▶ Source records
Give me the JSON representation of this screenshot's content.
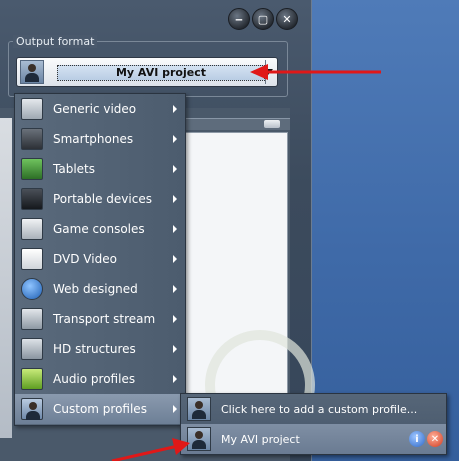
{
  "window": {
    "group_label": "Output format",
    "selected_format": "My AVI project",
    "controls": {
      "minimize": "‒",
      "maximize": "▢",
      "close": "✕"
    }
  },
  "menu": {
    "items": [
      {
        "label": "Generic video",
        "icon": "film-icon",
        "color": "#cfd6dd"
      },
      {
        "label": "Smartphones",
        "icon": "smartphone-icon",
        "color": "#444a52"
      },
      {
        "label": "Tablets",
        "icon": "tablet-icon",
        "color": "#3f8f3a"
      },
      {
        "label": "Portable devices",
        "icon": "portable-player-icon",
        "color": "#2a2e33"
      },
      {
        "label": "Game consoles",
        "icon": "gamepad-icon",
        "color": "#d9dde1"
      },
      {
        "label": "DVD Video",
        "icon": "dvd-icon",
        "color": "#f2f2f2"
      },
      {
        "label": "Web designed",
        "icon": "globe-icon",
        "color": "#3b82d6"
      },
      {
        "label": "Transport stream",
        "icon": "film-reel-icon",
        "color": "#c7cdd3"
      },
      {
        "label": "HD structures",
        "icon": "hd-film-icon",
        "color": "#bfc6cd"
      },
      {
        "label": "Audio profiles",
        "icon": "music-note-icon",
        "color": "#9ccf4a"
      },
      {
        "label": "Custom profiles",
        "icon": "custom-profile-icon",
        "color": "#8aa2c0"
      }
    ],
    "active_index": 10
  },
  "submenu": {
    "items": [
      {
        "label": "Click here to add a custom profile..."
      },
      {
        "label": "My AVI project",
        "info": "i",
        "delete": "✕"
      }
    ]
  }
}
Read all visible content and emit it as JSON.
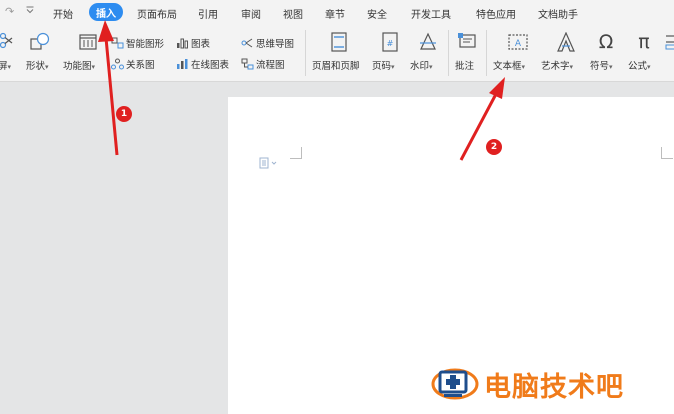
{
  "menu": {
    "items": [
      "开始",
      "插入",
      "页面布局",
      "引用",
      "审阅",
      "视图",
      "章节",
      "安全",
      "开发工具",
      "特色应用",
      "文档助手"
    ],
    "active_index": 1
  },
  "ribbon": {
    "screenshot_label": "屏",
    "shape_label": "形状",
    "function_chart_label": "功能图",
    "smart_graphic_label": "智能图形",
    "relation_label": "关系图",
    "chart_label": "图表",
    "online_chart_label": "在线图表",
    "mindmap_label": "思维导图",
    "flowchart_label": "流程图",
    "header_footer_label": "页眉和页脚",
    "page_number_label": "页码",
    "watermark_label": "水印",
    "comment_label": "批注",
    "textbox_label": "文本框",
    "wordart_label": "艺术字",
    "symbol_label": "符号",
    "formula_label": "公式",
    "dropdown_arrow": "▾"
  },
  "annotations": {
    "badge1": "1",
    "badge2": "2",
    "color": "#e02020"
  },
  "watermark": {
    "text": "电脑技术吧",
    "color": "#f07b1a"
  },
  "colors": {
    "active_tab": "#2d8cf0"
  }
}
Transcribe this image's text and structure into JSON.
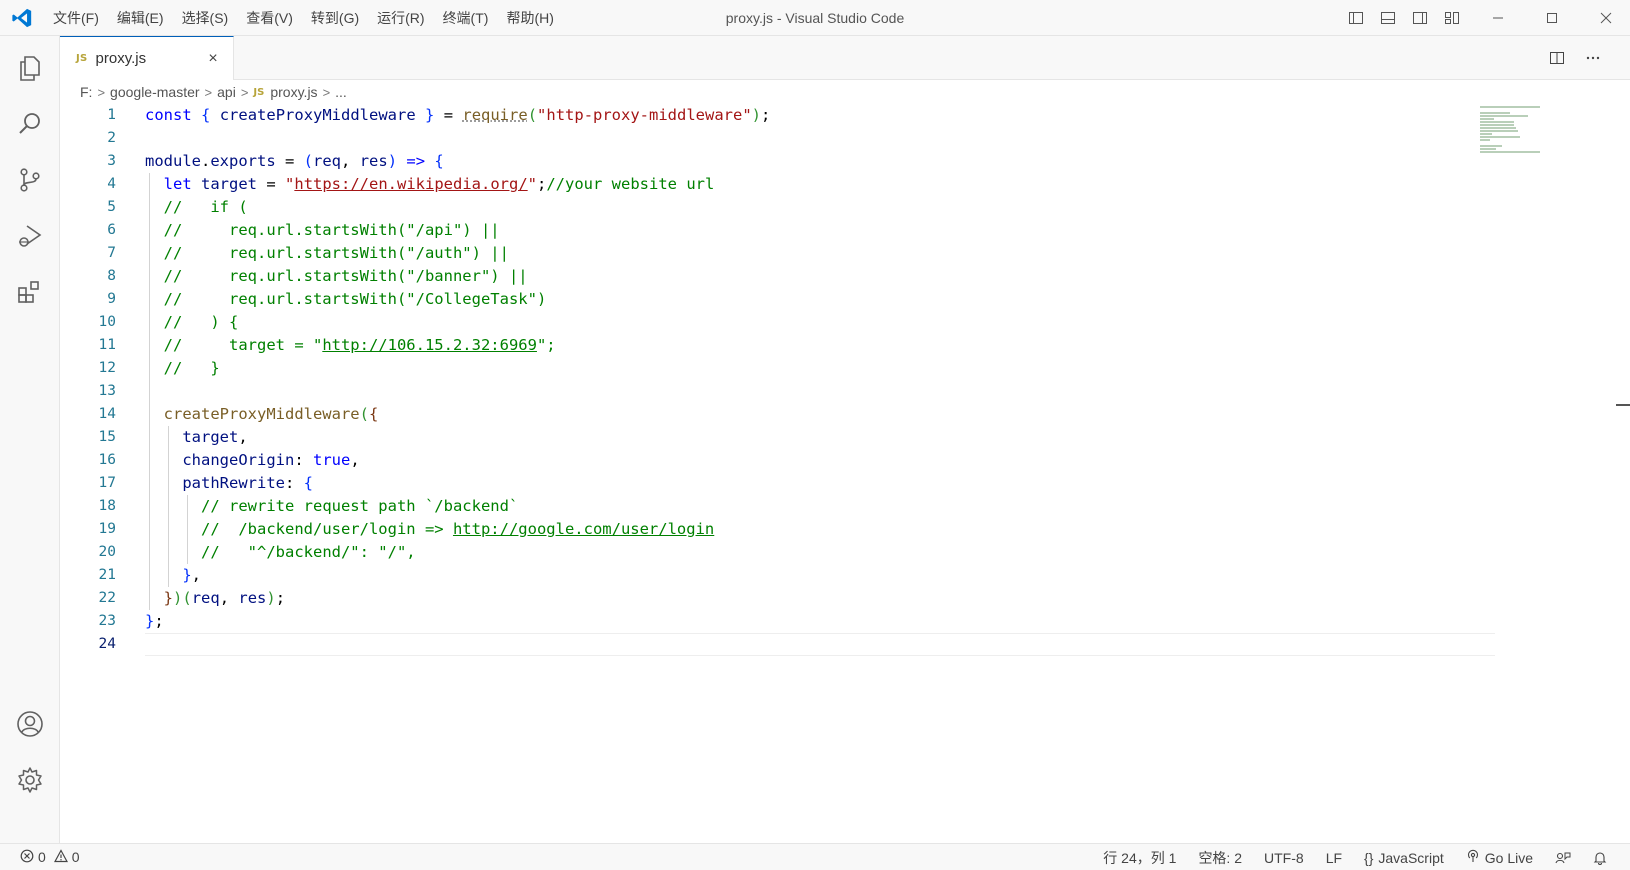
{
  "titlebar": {
    "window_title": "proxy.js - Visual Studio Code",
    "menus": [
      "文件(F)",
      "编辑(E)",
      "选择(S)",
      "查看(V)",
      "转到(G)",
      "运行(R)",
      "终端(T)",
      "帮助(H)"
    ]
  },
  "activitybar": {
    "items": [
      "explorer-icon",
      "search-icon",
      "source-control-icon",
      "run-debug-icon",
      "extensions-icon"
    ],
    "bottom": [
      "accounts-icon",
      "settings-gear-icon"
    ]
  },
  "tab": {
    "badge": "JS",
    "label": "proxy.js",
    "close": "×"
  },
  "breadcrumbs": {
    "drive": "F:",
    "folder1": "google-master",
    "folder2": "api",
    "badge": "JS",
    "file": "proxy.js",
    "more": "..."
  },
  "editor": {
    "line_numbers": [
      "1",
      "2",
      "3",
      "4",
      "5",
      "6",
      "7",
      "8",
      "9",
      "10",
      "11",
      "12",
      "13",
      "14",
      "15",
      "16",
      "17",
      "18",
      "19",
      "20",
      "21",
      "22",
      "23",
      "24"
    ],
    "active_line": 24
  },
  "statusbar": {
    "errors": "0",
    "warnings": "0",
    "position": "行 24，列 1",
    "indent": "空格: 2",
    "encoding": "UTF-8",
    "eol": "LF",
    "language_icon": "{}",
    "language": "JavaScript",
    "golive": "Go Live"
  },
  "colors": {
    "accent": "#005fb8",
    "line_number": "#237893",
    "comment": "#008000",
    "string": "#a31515",
    "keyword": "#0000ff"
  }
}
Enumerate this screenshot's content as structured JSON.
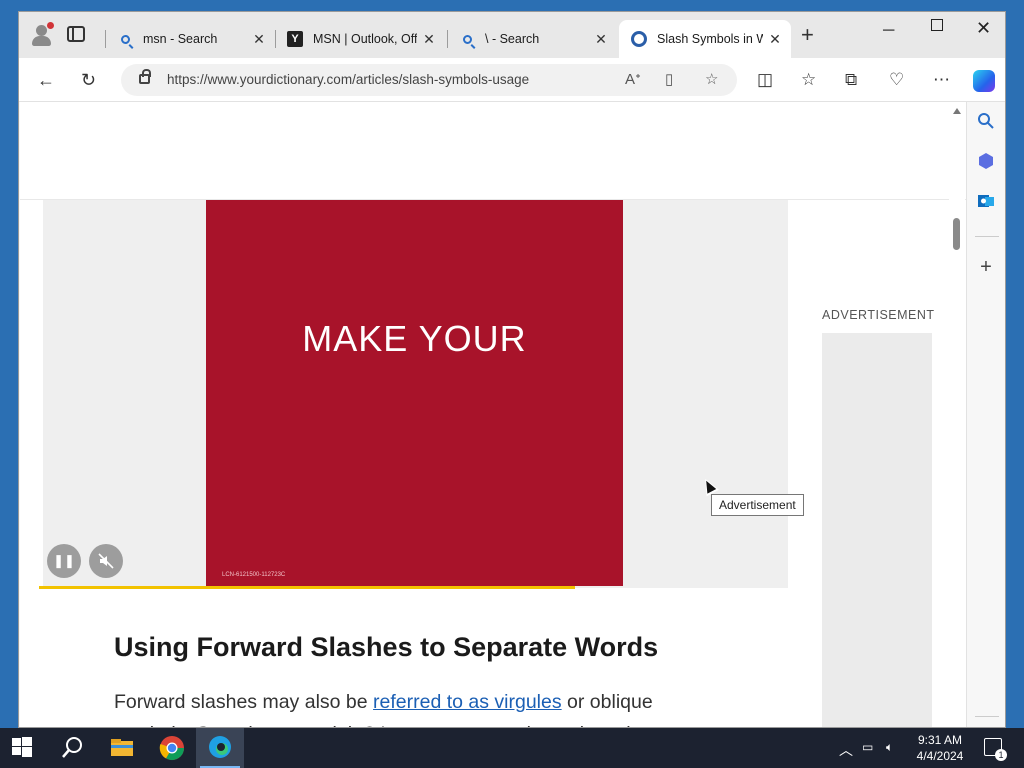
{
  "tabs": [
    {
      "label": "msn - Search",
      "icon": "search-icon"
    },
    {
      "label": "MSN | Outlook, Offi",
      "icon": "msn-logo-icon"
    },
    {
      "label": "\\ - Search",
      "icon": "search-icon"
    },
    {
      "label": "Slash Symbols in Wo",
      "icon": "yourdictionary-icon",
      "active": true
    }
  ],
  "address_bar": {
    "url": "https://www.yourdictionary.com/articles/slash-symbols-usage"
  },
  "video_ad": {
    "headline": "MAKE YOUR",
    "code": "LCN-6121500-112723C",
    "progress_fraction": 0.72
  },
  "ad_sidebar": {
    "label": "ADVERTISEMENT"
  },
  "tooltip": {
    "text": "Advertisement"
  },
  "article": {
    "heading": "Using Forward Slashes to Separate Words",
    "para_before": "Forward slashes may also be ",
    "para_link": "referred to as virgules",
    "para_after": " or oblique symbols. Sounds pretty, right? It seems appropriate, given that"
  },
  "clock": {
    "time": "9:31 AM",
    "date": "4/4/2024"
  },
  "notification_count": "1",
  "colors": {
    "ad_red": "#a8132a",
    "progress": "#f2c200",
    "link": "#1b5fb4"
  }
}
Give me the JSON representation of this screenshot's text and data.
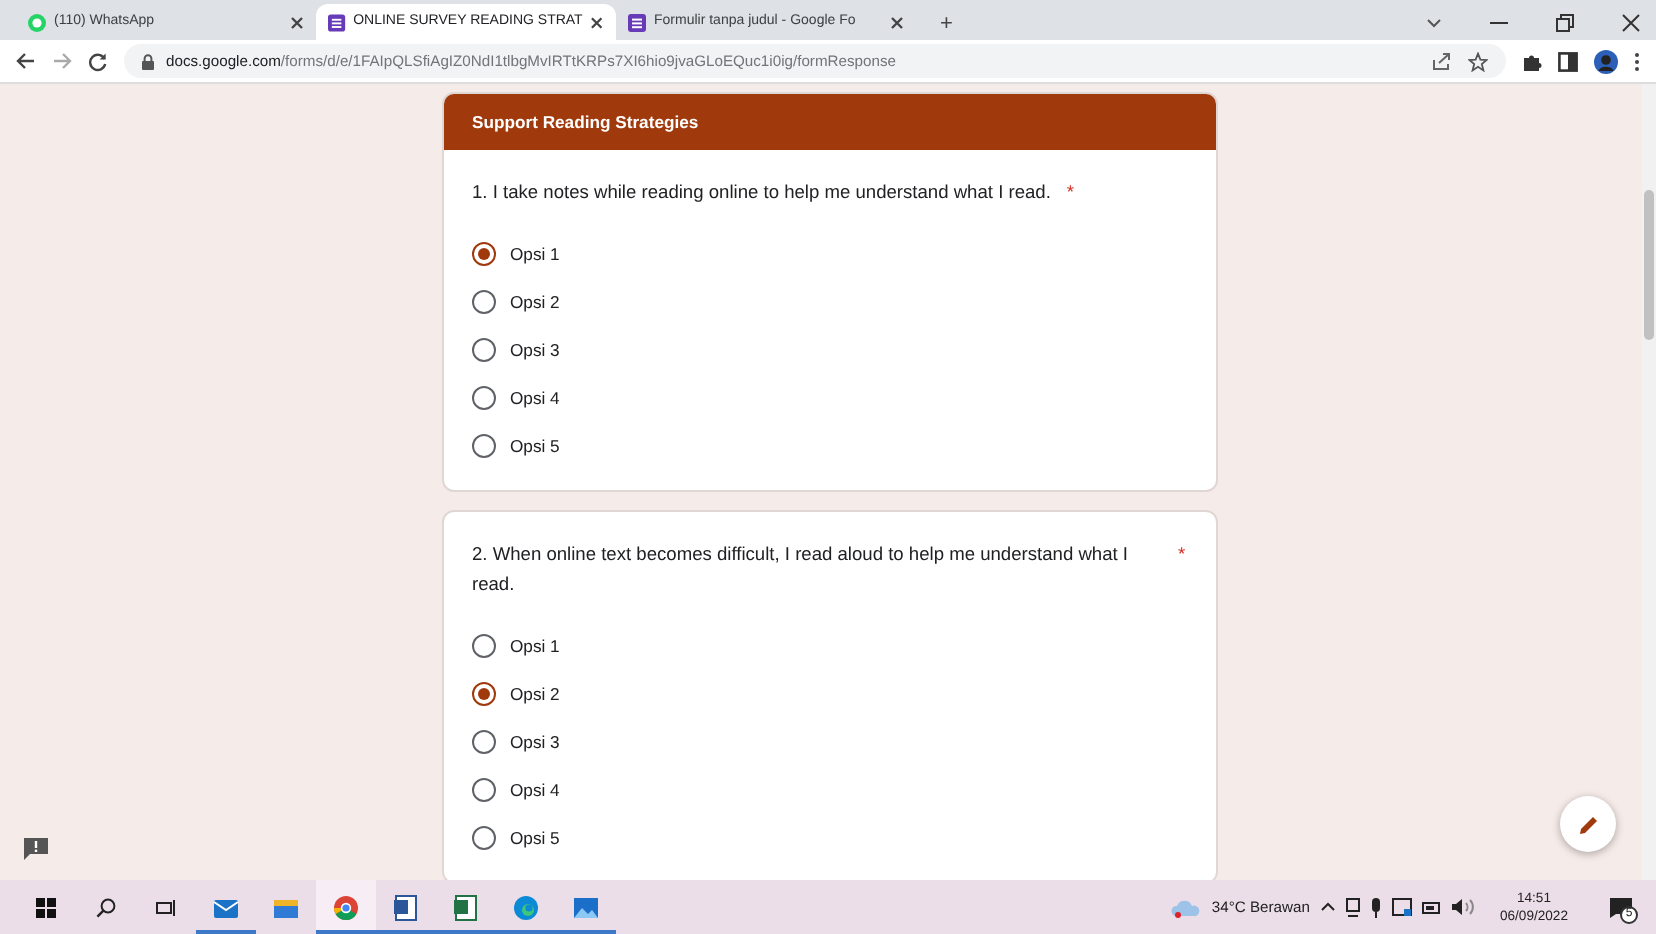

▶ The exercise
Return every line containing "content".

▶ Task output
Give me the JSON representation of this screenshot's content.
Read all visible content and emit it as JSON.
Enumerate this screenshot's content as structured JSON.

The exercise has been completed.